──────── Supplied material ────────
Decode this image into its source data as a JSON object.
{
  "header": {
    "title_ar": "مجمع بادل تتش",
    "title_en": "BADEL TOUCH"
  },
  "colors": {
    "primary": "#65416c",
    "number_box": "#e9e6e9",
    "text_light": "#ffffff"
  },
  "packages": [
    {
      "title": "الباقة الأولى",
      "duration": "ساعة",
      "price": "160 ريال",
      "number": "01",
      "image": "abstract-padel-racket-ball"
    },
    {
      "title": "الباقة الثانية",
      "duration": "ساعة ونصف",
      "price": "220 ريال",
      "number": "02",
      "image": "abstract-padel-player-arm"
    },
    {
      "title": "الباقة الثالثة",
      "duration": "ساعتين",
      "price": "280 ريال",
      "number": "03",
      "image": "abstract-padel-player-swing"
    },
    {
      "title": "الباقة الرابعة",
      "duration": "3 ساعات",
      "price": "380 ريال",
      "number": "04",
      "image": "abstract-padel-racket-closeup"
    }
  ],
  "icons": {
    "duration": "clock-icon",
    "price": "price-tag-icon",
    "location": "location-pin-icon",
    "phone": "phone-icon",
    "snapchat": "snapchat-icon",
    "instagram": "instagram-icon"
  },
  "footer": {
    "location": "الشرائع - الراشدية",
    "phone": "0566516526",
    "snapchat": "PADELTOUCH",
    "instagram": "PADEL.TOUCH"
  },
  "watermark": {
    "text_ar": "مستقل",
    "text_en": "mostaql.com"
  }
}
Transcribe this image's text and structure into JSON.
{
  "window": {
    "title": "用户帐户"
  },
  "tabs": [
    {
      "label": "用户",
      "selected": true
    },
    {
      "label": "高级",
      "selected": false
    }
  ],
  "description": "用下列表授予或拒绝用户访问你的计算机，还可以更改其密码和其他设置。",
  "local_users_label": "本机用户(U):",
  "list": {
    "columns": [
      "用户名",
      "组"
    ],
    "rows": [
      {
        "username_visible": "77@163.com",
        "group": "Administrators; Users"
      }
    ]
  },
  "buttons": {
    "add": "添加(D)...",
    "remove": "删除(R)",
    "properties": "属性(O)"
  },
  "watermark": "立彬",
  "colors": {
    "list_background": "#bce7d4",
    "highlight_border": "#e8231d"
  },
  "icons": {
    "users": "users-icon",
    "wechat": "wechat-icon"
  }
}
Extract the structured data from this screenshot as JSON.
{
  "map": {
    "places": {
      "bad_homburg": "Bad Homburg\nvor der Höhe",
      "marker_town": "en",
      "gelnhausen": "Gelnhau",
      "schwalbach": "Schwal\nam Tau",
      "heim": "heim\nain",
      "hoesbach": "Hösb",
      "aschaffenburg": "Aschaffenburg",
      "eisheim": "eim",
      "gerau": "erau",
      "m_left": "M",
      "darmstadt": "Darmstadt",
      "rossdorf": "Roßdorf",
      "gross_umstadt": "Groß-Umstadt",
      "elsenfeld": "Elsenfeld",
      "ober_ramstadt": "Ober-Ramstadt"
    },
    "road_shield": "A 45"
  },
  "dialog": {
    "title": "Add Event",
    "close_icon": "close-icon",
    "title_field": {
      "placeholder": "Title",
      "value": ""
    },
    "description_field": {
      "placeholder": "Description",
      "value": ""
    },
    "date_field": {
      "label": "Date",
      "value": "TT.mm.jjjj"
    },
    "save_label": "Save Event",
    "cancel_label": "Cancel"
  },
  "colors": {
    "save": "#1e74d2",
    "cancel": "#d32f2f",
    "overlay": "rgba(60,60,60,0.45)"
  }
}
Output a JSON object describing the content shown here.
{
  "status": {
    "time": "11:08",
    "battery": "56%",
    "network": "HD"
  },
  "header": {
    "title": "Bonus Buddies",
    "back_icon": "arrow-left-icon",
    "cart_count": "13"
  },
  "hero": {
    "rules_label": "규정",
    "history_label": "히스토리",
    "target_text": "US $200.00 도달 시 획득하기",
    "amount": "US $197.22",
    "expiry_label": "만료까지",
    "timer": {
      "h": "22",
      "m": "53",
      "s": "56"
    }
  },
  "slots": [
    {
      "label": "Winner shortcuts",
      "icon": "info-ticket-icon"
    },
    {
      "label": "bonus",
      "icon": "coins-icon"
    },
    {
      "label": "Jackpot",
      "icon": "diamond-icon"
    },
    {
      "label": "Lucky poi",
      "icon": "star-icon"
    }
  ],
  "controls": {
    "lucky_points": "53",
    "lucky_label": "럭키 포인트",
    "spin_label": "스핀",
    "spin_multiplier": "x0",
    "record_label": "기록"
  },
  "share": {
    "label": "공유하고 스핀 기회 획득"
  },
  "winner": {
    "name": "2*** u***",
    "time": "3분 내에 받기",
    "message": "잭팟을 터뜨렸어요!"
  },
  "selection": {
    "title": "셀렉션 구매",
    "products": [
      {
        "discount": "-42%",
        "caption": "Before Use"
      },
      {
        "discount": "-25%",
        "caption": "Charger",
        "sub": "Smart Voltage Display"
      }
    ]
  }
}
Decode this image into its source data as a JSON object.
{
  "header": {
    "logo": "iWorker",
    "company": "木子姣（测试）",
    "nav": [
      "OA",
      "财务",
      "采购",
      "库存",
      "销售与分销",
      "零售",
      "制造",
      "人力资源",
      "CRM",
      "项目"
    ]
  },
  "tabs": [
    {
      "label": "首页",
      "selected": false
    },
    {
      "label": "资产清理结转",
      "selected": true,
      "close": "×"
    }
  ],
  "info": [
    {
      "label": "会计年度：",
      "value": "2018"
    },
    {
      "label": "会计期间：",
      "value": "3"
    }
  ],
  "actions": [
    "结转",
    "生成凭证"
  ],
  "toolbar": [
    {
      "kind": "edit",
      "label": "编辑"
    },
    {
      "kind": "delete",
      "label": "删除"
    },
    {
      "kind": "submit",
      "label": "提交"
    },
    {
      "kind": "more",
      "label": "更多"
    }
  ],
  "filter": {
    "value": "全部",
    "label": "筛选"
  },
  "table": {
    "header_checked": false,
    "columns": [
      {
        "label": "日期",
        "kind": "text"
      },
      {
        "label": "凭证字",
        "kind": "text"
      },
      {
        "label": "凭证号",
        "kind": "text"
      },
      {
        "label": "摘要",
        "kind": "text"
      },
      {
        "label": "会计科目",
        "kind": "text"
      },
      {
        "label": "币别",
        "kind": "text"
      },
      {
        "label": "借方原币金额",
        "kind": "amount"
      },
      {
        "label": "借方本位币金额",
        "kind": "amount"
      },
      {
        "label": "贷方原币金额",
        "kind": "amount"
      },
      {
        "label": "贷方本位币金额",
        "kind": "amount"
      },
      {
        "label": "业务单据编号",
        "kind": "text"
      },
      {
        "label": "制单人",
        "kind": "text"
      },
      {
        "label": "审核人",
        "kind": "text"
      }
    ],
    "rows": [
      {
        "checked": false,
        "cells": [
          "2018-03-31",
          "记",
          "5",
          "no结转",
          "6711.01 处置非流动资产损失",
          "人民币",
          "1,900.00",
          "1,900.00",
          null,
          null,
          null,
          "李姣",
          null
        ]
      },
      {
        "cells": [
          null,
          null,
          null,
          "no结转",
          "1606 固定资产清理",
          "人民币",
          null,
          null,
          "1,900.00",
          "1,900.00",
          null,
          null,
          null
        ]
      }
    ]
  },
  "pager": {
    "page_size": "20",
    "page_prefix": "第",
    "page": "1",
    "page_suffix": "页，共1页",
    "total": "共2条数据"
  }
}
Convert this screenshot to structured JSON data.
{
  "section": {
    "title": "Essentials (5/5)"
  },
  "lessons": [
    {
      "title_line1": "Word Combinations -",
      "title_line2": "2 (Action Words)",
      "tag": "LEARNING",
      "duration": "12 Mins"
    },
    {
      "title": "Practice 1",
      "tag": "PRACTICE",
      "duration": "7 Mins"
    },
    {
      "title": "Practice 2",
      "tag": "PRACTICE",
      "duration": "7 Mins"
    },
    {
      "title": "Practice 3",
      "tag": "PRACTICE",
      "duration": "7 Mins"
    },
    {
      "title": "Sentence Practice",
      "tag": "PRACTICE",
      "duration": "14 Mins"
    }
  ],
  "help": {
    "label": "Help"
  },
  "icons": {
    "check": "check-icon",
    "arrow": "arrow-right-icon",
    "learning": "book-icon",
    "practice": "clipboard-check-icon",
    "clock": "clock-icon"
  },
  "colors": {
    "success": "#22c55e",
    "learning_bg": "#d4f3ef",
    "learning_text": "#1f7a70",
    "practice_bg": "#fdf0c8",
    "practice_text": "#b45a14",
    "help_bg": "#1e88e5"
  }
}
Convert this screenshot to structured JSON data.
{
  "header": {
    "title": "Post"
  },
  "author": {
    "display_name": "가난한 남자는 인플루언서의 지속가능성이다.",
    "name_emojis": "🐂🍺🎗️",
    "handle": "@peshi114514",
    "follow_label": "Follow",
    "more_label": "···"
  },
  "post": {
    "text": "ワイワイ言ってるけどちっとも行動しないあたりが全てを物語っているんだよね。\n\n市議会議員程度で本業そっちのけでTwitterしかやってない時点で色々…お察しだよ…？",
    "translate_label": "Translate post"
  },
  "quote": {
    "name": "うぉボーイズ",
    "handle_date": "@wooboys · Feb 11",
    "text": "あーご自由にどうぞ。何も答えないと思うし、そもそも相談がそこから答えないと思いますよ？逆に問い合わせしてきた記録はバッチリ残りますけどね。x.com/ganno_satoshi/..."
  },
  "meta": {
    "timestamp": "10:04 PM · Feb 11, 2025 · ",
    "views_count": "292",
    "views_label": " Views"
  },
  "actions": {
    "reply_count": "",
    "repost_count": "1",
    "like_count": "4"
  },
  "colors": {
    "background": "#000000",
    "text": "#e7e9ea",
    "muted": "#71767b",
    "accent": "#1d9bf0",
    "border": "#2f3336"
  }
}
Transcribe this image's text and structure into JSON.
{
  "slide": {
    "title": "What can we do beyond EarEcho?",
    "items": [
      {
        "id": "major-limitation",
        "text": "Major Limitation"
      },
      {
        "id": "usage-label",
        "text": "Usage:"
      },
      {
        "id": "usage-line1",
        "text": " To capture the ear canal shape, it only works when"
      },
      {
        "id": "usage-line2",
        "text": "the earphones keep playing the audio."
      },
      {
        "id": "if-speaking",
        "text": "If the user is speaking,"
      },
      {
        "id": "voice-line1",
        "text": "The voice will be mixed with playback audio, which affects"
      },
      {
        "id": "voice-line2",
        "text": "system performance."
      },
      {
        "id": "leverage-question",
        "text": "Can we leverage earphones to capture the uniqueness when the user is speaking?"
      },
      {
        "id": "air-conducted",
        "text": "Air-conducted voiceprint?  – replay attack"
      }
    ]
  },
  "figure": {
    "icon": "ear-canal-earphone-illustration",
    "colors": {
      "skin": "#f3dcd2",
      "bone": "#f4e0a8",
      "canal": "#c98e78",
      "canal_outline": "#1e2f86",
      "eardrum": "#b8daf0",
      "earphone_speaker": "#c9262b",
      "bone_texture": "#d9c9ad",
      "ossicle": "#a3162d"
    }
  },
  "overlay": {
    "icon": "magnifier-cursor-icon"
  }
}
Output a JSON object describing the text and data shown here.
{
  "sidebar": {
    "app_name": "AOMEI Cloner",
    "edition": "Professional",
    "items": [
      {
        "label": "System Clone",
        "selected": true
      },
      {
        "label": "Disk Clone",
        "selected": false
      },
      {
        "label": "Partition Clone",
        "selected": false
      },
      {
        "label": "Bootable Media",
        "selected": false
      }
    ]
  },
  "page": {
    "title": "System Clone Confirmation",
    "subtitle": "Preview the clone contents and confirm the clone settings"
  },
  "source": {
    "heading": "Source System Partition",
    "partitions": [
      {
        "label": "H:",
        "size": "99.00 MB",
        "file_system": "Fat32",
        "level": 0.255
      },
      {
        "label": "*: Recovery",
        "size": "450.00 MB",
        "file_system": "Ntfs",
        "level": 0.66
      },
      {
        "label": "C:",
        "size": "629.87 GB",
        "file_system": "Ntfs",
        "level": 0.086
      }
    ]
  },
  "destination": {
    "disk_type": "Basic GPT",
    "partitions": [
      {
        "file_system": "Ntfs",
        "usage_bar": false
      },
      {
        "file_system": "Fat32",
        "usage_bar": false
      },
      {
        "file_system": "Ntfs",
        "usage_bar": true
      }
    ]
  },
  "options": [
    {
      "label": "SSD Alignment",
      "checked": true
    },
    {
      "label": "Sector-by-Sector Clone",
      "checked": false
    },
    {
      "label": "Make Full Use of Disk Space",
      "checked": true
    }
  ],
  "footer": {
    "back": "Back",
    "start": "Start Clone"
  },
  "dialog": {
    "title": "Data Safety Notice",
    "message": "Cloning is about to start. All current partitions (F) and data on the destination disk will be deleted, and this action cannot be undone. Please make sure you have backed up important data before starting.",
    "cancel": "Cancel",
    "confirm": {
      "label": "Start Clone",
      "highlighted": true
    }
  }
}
────────
■ What the task asks: Which lines contain the word "الباقة"? Copy each of them.

■ Problem solution:
      "title": "الباقة الأولى",
      "title": "الباقة الثانية",
      "title": "الباقة الثالثة",
      "title": "الباقة الرابعة",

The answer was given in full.